Over the years, numerous organizations, such as NGIC and the Joint Intelligence Center Pacific (JICPAC), continued the pursuit of SGML, but more organizations began using the most well known SGML application even today – HTML. HTML and the World-Wide Web (WWW) changed the application of markup significantly. It was now built into the infrastructure of everyday desktop tools. However, HTML is a very specific tag set developed for a very specific purpose which is the presentation of content in a web browser. This new technology clearly offered a new and improved way to get information to consumers and Intelink became that primary dissemination means for delivering intelligence content.
Many who had been using SGML recognized that its complexity and cost were inhibitors to successful implementation. Many who had been using HTML recognized that its simplicity was causing some major issues with content creation and providing a more rich set of metadata was near impossible. Despite, these findings HTML became a part of the intelligence production infrastructure and to the credit of some very dedicated people within the IC, some guidelines for implementing HTML were created. These guidelines not only dealt with best-practices, but also included metadata definitions from which an IC-wide search infrastructure was created and hosted on Intelink.
With the advent of the Extensible Markup Language (XML) in 1996, the World-Wide Web Consortium (W3C) was bridging the gap between full-blown SGML and HTML. The goal was to make a standard that was extensible, meaning that like SGML it could be used to define new markup languages, while also being easier to implement and was focused much more on delivering content to the web. The W3C stopped the development of HTML with the 4.0 version and has switched its entire effort to the development of XML, related standards, and related applications of XML, such as XHTML (the newest XML compliant version of HTML).

▶ _Record set_
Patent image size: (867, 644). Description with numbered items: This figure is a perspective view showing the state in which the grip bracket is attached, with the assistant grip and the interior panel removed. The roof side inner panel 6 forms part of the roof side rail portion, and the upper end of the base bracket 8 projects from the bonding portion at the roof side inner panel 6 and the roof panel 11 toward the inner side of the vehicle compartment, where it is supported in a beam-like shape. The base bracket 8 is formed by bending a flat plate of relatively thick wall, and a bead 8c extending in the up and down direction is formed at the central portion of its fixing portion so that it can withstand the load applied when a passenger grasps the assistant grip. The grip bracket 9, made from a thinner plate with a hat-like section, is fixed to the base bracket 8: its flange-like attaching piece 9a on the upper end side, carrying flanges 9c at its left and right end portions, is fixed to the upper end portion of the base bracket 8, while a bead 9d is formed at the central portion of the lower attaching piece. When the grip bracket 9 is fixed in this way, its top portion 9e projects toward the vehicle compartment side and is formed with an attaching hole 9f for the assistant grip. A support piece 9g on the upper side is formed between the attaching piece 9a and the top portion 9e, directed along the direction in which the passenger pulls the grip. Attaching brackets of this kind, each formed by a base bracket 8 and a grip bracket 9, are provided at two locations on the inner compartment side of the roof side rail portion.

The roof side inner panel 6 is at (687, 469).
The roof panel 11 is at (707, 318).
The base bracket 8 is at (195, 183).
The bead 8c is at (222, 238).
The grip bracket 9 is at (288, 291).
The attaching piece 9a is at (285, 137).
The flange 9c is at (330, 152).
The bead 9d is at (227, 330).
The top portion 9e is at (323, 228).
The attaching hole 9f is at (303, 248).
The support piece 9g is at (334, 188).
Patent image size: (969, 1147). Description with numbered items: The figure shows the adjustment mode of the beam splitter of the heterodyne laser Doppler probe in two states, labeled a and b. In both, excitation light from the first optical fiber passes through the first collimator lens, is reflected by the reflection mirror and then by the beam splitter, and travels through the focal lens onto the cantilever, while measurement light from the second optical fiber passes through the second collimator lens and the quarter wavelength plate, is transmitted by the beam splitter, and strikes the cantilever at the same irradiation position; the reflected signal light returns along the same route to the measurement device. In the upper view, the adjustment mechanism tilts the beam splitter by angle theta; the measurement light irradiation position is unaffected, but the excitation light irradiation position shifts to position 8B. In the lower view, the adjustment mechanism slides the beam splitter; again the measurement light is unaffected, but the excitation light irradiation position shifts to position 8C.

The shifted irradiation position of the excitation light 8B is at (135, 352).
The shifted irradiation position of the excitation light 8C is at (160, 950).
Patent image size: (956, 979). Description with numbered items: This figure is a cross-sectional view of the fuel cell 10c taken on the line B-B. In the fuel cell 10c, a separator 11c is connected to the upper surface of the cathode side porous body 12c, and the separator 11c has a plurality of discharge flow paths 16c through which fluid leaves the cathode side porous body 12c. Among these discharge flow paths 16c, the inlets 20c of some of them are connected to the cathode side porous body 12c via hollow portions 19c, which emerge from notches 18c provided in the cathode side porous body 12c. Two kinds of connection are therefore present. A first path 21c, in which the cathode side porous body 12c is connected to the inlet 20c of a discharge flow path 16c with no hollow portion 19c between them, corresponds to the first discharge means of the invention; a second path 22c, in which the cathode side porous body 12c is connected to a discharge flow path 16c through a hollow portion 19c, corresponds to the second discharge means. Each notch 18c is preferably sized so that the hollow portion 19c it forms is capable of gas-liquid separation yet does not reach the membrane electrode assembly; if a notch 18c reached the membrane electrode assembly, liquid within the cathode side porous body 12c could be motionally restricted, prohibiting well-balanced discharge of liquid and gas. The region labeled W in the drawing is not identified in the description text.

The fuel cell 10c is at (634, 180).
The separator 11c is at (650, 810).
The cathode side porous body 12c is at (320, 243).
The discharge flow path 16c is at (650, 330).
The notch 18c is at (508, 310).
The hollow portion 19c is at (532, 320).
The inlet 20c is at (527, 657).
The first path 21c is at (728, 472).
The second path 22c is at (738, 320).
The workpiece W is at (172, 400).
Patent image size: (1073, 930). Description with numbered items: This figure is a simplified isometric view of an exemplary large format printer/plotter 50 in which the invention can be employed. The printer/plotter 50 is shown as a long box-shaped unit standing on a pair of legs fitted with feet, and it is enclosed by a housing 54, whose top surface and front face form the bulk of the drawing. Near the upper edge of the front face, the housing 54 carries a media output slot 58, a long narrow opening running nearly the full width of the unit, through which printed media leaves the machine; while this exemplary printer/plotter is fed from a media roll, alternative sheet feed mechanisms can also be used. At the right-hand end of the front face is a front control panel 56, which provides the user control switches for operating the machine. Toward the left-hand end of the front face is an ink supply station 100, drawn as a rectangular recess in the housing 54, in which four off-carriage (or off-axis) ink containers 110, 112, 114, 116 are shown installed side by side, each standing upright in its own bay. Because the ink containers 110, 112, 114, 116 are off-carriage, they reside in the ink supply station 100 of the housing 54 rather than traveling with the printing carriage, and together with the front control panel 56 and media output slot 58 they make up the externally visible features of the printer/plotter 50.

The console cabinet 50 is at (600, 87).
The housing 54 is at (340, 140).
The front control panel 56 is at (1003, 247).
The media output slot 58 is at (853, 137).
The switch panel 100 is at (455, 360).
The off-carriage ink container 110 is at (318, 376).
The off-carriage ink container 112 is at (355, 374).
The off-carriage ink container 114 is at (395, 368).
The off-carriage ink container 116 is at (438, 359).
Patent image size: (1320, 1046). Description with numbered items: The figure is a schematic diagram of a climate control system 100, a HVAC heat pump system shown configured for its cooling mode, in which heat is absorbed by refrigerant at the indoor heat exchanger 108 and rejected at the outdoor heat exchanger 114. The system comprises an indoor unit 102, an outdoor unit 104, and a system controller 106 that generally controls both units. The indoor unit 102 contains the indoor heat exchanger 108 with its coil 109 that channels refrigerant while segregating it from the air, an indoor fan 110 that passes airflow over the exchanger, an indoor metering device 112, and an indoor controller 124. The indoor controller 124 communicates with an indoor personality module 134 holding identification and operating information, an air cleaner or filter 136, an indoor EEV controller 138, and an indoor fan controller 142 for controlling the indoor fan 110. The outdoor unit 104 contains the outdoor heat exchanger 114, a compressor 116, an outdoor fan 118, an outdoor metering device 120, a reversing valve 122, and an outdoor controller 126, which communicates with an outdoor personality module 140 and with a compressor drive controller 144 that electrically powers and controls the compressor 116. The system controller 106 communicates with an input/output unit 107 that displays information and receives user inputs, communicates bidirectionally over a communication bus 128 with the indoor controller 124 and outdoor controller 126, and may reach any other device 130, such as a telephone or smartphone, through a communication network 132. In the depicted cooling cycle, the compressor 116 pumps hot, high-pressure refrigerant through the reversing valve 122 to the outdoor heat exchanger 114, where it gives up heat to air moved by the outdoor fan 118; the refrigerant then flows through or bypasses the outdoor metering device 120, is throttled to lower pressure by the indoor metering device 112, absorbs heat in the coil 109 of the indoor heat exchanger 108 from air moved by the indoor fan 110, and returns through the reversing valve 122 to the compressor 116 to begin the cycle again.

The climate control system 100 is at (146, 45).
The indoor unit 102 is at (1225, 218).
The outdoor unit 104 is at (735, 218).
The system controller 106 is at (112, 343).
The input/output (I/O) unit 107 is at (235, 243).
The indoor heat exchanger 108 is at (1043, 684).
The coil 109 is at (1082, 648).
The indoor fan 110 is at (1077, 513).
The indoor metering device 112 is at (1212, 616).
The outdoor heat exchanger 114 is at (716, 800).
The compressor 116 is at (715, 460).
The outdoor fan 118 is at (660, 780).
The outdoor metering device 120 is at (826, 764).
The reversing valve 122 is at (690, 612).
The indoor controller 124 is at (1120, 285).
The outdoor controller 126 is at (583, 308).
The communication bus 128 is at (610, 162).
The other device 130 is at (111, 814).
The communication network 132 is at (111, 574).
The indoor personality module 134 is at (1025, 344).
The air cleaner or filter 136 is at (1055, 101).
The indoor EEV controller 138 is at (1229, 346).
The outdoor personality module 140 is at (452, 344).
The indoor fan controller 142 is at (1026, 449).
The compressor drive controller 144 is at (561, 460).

▶ _Directive A_
Reproduce the markup-language passage verbatim, starting at "Many who had been using SGML" and ending at "hosted on Intelink.".
▶ _Directive B_
Name every markup language mentioned in the markup-language passage.

▶ _Complete response A_
Many who had been using SGML recognized that its complexity and cost were inhibitors to successful implementation. Many who had been using HTML recognized that its simplicity was causing some major issues with content creation and providing a more rich set of metadata was near impossible. Despite, these findings HTML became a part of the intelligence production infrastructure and to the credit of some very dedicated people within the IC, some guidelines for implementing HTML were created. These guidelines not only dealt with best-practices, but also included metadata definitions from which an IC-wide search infrastructure was created and hosted on Intelink.

▶ _Complete response B_
SGML, HTML, XML (Extensible Markup Language), XHTML